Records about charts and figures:
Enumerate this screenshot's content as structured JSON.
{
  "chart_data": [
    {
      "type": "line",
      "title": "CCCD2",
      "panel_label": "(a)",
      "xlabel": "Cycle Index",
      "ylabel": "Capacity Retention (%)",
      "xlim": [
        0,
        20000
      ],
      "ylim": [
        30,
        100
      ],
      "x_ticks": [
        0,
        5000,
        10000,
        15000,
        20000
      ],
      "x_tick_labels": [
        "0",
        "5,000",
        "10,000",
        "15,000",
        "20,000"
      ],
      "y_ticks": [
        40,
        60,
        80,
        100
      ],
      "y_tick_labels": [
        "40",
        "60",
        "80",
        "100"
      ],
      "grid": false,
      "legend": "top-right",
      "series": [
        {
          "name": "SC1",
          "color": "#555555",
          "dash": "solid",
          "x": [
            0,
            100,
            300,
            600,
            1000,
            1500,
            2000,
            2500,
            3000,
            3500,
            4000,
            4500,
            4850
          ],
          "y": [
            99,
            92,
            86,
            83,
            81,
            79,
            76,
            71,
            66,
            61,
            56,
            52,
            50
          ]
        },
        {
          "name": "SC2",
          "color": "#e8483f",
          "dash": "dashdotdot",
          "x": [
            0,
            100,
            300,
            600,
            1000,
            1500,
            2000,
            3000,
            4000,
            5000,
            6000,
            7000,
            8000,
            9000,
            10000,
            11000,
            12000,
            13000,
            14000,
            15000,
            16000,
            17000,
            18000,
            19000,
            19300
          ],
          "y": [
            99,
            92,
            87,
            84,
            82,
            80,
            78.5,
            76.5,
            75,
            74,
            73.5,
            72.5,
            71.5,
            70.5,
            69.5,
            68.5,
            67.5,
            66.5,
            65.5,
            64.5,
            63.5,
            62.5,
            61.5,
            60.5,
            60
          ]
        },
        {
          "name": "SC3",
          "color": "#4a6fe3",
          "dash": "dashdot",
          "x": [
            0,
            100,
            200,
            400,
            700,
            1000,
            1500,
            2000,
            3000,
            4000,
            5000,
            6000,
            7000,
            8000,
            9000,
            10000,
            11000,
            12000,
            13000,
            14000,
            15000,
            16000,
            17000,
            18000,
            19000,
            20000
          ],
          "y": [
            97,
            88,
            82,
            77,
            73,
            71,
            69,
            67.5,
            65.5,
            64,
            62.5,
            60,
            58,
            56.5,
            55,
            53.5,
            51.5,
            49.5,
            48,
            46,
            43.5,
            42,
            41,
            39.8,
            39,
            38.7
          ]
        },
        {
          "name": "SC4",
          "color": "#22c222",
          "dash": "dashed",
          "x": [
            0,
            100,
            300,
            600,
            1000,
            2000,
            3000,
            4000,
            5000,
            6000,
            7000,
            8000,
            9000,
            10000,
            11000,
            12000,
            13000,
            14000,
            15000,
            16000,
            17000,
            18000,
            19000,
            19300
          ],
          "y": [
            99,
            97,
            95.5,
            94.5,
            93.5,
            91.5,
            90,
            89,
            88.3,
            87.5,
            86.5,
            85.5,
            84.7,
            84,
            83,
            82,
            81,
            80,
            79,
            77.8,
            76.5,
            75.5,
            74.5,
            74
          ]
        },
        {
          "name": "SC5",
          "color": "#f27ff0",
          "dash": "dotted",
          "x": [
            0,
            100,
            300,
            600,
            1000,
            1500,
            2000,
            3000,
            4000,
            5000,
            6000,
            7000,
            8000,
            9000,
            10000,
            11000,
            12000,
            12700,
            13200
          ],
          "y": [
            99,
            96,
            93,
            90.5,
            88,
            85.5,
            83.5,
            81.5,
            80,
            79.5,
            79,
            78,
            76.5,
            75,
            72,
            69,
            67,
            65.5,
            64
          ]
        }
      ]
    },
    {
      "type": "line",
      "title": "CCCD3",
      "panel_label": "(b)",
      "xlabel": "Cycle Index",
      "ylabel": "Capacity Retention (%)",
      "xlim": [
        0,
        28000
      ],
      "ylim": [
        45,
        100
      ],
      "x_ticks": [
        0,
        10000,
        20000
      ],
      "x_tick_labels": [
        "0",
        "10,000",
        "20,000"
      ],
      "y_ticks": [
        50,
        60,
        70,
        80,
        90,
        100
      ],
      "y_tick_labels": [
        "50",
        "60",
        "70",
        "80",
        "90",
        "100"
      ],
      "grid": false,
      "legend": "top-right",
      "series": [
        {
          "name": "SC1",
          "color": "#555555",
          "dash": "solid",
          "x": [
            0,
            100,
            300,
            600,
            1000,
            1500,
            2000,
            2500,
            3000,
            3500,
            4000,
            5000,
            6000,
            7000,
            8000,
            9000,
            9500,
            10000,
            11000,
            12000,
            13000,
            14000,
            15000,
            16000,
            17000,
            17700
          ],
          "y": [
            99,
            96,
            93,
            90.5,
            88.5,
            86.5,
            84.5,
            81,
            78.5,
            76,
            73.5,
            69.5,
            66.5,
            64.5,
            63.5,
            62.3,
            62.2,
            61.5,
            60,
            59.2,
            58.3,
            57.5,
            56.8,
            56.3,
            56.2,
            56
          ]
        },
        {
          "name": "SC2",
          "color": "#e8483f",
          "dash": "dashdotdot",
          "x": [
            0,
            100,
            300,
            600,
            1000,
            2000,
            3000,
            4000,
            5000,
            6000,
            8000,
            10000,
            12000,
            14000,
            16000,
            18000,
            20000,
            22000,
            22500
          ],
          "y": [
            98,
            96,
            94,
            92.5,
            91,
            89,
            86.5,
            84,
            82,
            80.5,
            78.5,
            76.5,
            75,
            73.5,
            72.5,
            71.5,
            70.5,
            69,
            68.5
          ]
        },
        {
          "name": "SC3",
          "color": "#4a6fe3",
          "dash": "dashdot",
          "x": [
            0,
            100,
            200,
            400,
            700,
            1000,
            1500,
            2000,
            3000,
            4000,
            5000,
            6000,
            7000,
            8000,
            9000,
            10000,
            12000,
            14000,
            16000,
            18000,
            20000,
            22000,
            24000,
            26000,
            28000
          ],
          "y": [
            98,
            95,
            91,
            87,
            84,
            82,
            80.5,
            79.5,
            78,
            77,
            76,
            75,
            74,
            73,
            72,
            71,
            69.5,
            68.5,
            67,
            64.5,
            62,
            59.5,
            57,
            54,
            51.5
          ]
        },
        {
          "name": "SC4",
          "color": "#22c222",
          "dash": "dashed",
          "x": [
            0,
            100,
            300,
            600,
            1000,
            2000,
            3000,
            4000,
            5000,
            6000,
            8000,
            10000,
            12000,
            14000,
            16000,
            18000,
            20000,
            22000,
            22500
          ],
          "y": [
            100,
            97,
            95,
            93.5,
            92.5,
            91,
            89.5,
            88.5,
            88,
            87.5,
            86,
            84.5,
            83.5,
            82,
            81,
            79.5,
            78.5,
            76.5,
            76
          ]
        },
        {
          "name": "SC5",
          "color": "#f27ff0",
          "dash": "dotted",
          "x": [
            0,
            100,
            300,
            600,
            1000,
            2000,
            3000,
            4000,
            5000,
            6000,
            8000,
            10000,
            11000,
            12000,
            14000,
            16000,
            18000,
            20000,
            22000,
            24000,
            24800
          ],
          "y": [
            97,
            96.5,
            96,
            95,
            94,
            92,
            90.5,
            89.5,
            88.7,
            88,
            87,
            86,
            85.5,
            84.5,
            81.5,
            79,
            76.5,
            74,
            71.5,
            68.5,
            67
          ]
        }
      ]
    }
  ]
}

Problem:
All of the entries above need to be reproduced exactly.

In response:
Enumerate this screenshot's content as structured JSON.
{
  "chart_data": [
    {
      "type": "line",
      "title": "CCCD2",
      "panel_label": "(a)",
      "xlabel": "Cycle Index",
      "ylabel": "Capacity Retention (%)",
      "xlim": [
        0,
        20000
      ],
      "ylim": [
        30,
        100
      ],
      "x_ticks": [
        0,
        5000,
        10000,
        15000,
        20000
      ],
      "x_tick_labels": [
        "0",
        "5,000",
        "10,000",
        "15,000",
        "20,000"
      ],
      "y_ticks": [
        40,
        60,
        80,
        100
      ],
      "y_tick_labels": [
        "40",
        "60",
        "80",
        "100"
      ],
      "grid": false,
      "legend": "top-right",
      "series": [
        {
          "name": "SC1",
          "color": "#555555",
          "dash": "solid",
          "x": [
            0,
            100,
            300,
            600,
            1000,
            1500,
            2000,
            2500,
            3000,
            3500,
            4000,
            4500,
            4850
          ],
          "y": [
            99,
            92,
            86,
            83,
            81,
            79,
            76,
            71,
            66,
            61,
            56,
            52,
            50
          ]
        },
        {
          "name": "SC2",
          "color": "#e8483f",
          "dash": "dashdotdot",
          "x": [
            0,
            100,
            300,
            600,
            1000,
            1500,
            2000,
            3000,
            4000,
            5000,
            6000,
            7000,
            8000,
            9000,
            10000,
            11000,
            12000,
            13000,
            14000,
            15000,
            16000,
            17000,
            18000,
            19000,
            19300
          ],
          "y": [
            99,
            92,
            87,
            84,
            82,
            80,
            78.5,
            76.5,
            75,
            74,
            73.5,
            72.5,
            71.5,
            70.5,
            69.5,
            68.5,
            67.5,
            66.5,
            65.5,
            64.5,
            63.5,
            62.5,
            61.5,
            60.5,
            60
          ]
        },
        {
          "name": "SC3",
          "color": "#4a6fe3",
          "dash": "dashdot",
          "x": [
            0,
            100,
            200,
            400,
            700,
            1000,
            1500,
            2000,
            3000,
            4000,
            5000,
            6000,
            7000,
            8000,
            9000,
            10000,
            11000,
            12000,
            13000,
            14000,
            15000,
            16000,
            17000,
            18000,
            19000,
            20000
          ],
          "y": [
            97,
            88,
            82,
            77,
            73,
            71,
            69,
            67.5,
            65.5,
            64,
            62.5,
            60,
            58,
            56.5,
            55,
            53.5,
            51.5,
            49.5,
            48,
            46,
            43.5,
            42,
            41,
            39.8,
            39,
            38.7
          ]
        },
        {
          "name": "SC4",
          "color": "#22c222",
          "dash": "dashed",
          "x": [
            0,
            100,
            300,
            600,
            1000,
            2000,
            3000,
            4000,
            5000,
            6000,
            7000,
            8000,
            9000,
            10000,
            11000,
            12000,
            13000,
            14000,
            15000,
            16000,
            17000,
            18000,
            19000,
            19300
          ],
          "y": [
            99,
            97,
            95.5,
            94.5,
            93.5,
            91.5,
            90,
            89,
            88.3,
            87.5,
            86.5,
            85.5,
            84.7,
            84,
            83,
            82,
            81,
            80,
            79,
            77.8,
            76.5,
            75.5,
            74.5,
            74
          ]
        },
        {
          "name": "SC5",
          "color": "#f27ff0",
          "dash": "dotted",
          "x": [
            0,
            100,
            300,
            600,
            1000,
            1500,
            2000,
            3000,
            4000,
            5000,
            6000,
            7000,
            8000,
            9000,
            10000,
            11000,
            12000,
            12700,
            13200
          ],
          "y": [
            99,
            96,
            93,
            90.5,
            88,
            85.5,
            83.5,
            81.5,
            80,
            79.5,
            79,
            78,
            76.5,
            75,
            72,
            69,
            67,
            65.5,
            64
          ]
        }
      ]
    },
    {
      "type": "line",
      "title": "CCCD3",
      "panel_label": "(b)",
      "xlabel": "Cycle Index",
      "ylabel": "Capacity Retention (%)",
      "xlim": [
        0,
        28000
      ],
      "ylim": [
        45,
        100
      ],
      "x_ticks": [
        0,
        10000,
        20000
      ],
      "x_tick_labels": [
        "0",
        "10,000",
        "20,000"
      ],
      "y_ticks": [
        50,
        60,
        70,
        80,
        90,
        100
      ],
      "y_tick_labels": [
        "50",
        "60",
        "70",
        "80",
        "90",
        "100"
      ],
      "grid": false,
      "legend": "top-right",
      "series": [
        {
          "name": "SC1",
          "color": "#555555",
          "dash": "solid",
          "x": [
            0,
            100,
            300,
            600,
            1000,
            1500,
            2000,
            2500,
            3000,
            3500,
            4000,
            5000,
            6000,
            7000,
            8000,
            9000,
            9500,
            10000,
            11000,
            12000,
            13000,
            14000,
            15000,
            16000,
            17000,
            17700
          ],
          "y": [
            99,
            96,
            93,
            90.5,
            88.5,
            86.5,
            84.5,
            81,
            78.5,
            76,
            73.5,
            69.5,
            66.5,
            64.5,
            63.5,
            62.3,
            62.2,
            61.5,
            60,
            59.2,
            58.3,
            57.5,
            56.8,
            56.3,
            56.2,
            56
          ]
        },
        {
          "name": "SC2",
          "color": "#e8483f",
          "dash": "dashdotdot",
          "x": [
            0,
            100,
            300,
            600,
            1000,
            2000,
            3000,
            4000,
            5000,
            6000,
            8000,
            10000,
            12000,
            14000,
            16000,
            18000,
            20000,
            22000,
            22500
          ],
          "y": [
            98,
            96,
            94,
            92.5,
            91,
            89,
            86.5,
            84,
            82,
            80.5,
            78.5,
            76.5,
            75,
            73.5,
            72.5,
            71.5,
            70.5,
            69,
            68.5
          ]
        },
        {
          "name": "SC3",
          "color": "#4a6fe3",
          "dash": "dashdot",
          "x": [
            0,
            100,
            200,
            400,
            700,
            1000,
            1500,
            2000,
            3000,
            4000,
            5000,
            6000,
            7000,
            8000,
            9000,
            10000,
            12000,
            14000,
            16000,
            18000,
            20000,
            22000,
            24000,
            26000,
            28000
          ],
          "y": [
            98,
            95,
            91,
            87,
            84,
            82,
            80.5,
            79.5,
            78,
            77,
            76,
            75,
            74,
            73,
            72,
            71,
            69.5,
            68.5,
            67,
            64.5,
            62,
            59.5,
            57,
            54,
            51.5
          ]
        },
        {
          "name": "SC4",
          "color": "#22c222",
          "dash": "dashed",
          "x": [
            0,
            100,
            300,
            600,
            1000,
            2000,
            3000,
            4000,
            5000,
            6000,
            8000,
            10000,
            12000,
            14000,
            16000,
            18000,
            20000,
            22000,
            22500
          ],
          "y": [
            100,
            97,
            95,
            93.5,
            92.5,
            91,
            89.5,
            88.5,
            88,
            87.5,
            86,
            84.5,
            83.5,
            82,
            81,
            79.5,
            78.5,
            76.5,
            76
          ]
        },
        {
          "name": "SC5",
          "color": "#f27ff0",
          "dash": "dotted",
          "x": [
            0,
            100,
            300,
            600,
            1000,
            2000,
            3000,
            4000,
            5000,
            6000,
            8000,
            10000,
            11000,
            12000,
            14000,
            16000,
            18000,
            20000,
            22000,
            24000,
            24800
          ],
          "y": [
            97,
            96.5,
            96,
            95,
            94,
            92,
            90.5,
            89.5,
            88.7,
            88,
            87,
            86,
            85.5,
            84.5,
            81.5,
            79,
            76.5,
            74,
            71.5,
            68.5,
            67
          ]
        }
      ]
    }
  ]
}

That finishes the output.